What is asked =
Go through the entries below and collect each line with the string "this" in it.

Recorded information =
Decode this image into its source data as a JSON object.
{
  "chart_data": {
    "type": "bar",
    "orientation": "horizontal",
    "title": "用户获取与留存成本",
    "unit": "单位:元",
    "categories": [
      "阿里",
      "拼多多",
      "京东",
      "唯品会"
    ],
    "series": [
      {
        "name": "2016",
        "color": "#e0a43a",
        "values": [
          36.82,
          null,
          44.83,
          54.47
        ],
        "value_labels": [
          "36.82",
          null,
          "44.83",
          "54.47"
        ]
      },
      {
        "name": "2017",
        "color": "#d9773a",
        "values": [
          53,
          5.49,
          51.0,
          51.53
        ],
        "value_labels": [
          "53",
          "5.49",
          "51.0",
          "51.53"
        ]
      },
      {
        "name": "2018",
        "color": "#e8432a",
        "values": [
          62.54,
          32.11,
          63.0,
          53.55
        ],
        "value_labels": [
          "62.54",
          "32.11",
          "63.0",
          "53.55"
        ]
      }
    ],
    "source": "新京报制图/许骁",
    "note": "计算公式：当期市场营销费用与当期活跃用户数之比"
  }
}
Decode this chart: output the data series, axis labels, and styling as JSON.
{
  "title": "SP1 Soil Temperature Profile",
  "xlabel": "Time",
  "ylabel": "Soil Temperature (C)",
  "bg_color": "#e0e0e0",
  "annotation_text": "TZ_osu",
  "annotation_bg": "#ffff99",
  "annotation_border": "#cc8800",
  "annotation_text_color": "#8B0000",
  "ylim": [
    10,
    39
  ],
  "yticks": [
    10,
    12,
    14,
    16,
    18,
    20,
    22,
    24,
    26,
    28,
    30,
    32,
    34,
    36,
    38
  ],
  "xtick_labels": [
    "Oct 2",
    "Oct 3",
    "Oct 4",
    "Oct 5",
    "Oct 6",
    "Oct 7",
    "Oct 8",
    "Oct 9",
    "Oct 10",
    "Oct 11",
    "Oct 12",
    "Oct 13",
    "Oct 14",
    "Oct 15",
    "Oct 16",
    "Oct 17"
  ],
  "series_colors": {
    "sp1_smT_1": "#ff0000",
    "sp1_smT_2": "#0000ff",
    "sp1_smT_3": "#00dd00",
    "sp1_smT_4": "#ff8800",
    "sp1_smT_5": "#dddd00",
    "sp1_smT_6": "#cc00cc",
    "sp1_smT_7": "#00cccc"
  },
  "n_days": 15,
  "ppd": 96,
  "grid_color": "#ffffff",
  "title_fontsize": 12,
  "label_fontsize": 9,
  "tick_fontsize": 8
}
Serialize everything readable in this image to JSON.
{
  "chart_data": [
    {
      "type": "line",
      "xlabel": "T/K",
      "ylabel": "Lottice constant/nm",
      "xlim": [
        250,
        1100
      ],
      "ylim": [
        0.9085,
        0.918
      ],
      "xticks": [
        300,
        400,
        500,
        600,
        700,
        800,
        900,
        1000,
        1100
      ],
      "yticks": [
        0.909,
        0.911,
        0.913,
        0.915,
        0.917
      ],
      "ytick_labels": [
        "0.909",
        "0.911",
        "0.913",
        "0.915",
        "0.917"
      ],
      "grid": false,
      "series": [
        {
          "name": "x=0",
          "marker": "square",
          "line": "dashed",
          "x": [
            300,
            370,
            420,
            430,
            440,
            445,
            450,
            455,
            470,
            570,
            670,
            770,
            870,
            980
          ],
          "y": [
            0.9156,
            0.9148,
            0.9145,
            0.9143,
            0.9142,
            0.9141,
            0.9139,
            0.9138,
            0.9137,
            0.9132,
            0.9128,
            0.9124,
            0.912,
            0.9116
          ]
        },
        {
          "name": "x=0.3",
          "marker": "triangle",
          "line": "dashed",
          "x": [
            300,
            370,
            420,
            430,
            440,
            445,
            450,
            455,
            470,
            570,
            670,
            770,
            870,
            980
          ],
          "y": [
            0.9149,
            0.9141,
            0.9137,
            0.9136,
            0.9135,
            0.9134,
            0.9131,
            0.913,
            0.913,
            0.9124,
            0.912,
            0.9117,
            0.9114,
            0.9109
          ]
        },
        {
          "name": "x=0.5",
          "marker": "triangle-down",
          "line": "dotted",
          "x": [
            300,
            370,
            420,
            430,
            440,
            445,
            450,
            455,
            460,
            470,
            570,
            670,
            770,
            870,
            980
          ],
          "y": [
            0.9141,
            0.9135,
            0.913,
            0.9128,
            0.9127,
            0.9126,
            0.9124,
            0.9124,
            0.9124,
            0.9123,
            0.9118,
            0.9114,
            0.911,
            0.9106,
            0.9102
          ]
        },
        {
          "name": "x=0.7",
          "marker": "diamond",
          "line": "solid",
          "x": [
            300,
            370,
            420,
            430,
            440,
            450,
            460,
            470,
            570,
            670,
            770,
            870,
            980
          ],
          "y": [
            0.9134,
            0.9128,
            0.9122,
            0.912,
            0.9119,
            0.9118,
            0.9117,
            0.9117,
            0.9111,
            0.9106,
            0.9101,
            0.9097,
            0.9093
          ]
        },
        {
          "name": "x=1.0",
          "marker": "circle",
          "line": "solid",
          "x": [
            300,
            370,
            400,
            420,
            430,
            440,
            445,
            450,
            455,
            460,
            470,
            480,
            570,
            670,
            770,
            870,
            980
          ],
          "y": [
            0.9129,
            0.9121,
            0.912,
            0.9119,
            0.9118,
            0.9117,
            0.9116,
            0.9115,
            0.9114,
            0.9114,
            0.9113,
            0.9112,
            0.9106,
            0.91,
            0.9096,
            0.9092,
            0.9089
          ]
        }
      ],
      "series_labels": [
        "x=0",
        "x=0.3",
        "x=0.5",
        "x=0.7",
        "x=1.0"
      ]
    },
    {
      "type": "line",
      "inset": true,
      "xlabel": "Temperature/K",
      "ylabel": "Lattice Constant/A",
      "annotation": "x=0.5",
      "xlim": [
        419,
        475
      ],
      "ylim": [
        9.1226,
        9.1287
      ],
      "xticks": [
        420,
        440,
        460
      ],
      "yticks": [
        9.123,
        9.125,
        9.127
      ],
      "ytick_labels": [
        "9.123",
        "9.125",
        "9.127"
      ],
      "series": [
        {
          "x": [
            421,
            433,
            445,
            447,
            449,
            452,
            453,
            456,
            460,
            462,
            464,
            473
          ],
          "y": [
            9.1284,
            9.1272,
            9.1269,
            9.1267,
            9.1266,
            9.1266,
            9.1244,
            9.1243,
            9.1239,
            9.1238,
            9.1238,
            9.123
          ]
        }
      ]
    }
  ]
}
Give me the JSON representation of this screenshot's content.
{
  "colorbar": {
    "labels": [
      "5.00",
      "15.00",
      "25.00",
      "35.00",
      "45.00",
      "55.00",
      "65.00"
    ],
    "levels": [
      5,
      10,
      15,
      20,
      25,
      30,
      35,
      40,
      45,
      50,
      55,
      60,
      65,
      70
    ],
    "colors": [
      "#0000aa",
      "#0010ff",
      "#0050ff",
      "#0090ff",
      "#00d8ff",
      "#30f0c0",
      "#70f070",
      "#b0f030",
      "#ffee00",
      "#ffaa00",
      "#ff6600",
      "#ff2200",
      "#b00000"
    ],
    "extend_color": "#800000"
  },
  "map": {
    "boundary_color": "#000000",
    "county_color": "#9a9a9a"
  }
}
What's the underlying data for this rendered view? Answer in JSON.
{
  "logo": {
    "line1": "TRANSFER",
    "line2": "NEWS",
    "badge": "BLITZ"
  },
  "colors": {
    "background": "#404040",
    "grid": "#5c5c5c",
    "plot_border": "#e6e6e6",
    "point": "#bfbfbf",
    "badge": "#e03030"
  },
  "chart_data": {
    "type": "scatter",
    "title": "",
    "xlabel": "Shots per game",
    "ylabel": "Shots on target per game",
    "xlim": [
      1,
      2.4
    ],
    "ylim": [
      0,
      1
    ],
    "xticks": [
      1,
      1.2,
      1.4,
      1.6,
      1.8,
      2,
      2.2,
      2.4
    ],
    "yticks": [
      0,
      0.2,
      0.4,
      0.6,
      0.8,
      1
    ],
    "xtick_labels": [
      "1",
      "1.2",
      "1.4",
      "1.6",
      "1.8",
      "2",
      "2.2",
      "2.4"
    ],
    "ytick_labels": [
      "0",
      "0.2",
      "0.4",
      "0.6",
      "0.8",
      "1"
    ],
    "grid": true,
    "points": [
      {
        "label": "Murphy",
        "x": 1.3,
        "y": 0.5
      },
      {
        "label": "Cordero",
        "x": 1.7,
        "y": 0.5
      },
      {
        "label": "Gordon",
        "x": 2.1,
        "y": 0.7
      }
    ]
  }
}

Solved problem =
Decode this image into its source data as a JSON object.
Decode this chart: output the data series, axis labels, and styling as JSON.
Serialize everything readable in this image to JSON.
Give me the JSON representation of this screenshot's content.
What's the underlying data for this rendered view? Answer in JSON.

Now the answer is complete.